## Dataset rows
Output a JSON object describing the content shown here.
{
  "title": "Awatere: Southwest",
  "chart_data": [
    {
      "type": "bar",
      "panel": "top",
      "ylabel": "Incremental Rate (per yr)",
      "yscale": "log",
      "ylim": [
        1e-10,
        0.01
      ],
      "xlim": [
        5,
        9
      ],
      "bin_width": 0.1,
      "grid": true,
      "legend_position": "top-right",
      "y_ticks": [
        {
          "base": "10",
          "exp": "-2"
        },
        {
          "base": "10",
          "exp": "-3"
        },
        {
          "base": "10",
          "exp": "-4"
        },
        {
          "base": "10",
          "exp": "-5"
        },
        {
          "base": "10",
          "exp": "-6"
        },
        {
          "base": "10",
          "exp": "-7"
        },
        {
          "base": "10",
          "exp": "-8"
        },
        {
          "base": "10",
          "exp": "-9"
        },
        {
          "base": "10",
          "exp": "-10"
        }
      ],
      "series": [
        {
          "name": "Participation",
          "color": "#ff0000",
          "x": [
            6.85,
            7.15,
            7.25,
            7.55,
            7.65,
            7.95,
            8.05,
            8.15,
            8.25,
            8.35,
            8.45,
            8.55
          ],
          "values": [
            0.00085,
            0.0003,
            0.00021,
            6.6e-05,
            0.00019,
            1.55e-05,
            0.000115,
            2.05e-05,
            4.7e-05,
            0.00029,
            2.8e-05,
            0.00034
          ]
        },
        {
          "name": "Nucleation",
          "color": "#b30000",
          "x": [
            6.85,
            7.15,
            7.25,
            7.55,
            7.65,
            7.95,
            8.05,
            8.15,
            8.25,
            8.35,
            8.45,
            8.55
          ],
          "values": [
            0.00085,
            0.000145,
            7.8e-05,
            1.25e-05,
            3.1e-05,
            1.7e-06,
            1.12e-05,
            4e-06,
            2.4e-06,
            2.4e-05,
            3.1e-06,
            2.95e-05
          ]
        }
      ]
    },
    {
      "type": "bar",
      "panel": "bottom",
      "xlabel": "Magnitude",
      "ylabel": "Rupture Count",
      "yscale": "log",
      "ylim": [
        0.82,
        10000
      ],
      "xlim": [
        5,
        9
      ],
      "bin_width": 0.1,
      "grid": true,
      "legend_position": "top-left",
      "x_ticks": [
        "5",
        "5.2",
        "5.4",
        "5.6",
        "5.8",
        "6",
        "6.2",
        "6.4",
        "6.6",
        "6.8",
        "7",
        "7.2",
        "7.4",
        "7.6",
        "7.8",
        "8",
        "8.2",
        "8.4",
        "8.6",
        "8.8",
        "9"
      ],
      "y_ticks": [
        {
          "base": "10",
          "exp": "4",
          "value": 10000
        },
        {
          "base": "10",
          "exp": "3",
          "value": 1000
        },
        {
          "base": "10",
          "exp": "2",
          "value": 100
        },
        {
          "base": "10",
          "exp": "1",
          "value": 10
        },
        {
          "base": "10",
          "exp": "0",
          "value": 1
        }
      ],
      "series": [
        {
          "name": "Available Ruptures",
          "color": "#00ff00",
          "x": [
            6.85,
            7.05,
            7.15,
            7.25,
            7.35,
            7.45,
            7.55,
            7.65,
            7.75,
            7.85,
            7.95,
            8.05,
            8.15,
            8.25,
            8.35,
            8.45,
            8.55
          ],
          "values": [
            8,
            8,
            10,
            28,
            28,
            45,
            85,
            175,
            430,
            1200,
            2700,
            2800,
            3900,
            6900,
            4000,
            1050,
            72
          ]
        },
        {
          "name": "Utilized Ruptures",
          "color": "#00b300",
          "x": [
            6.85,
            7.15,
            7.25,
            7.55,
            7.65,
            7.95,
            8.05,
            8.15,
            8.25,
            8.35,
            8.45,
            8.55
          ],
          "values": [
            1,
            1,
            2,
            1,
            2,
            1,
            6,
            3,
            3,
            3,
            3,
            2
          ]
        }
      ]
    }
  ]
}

## Work to be completed
Write the number of lines containing the word "name" and nothing besides it.

## Task output
4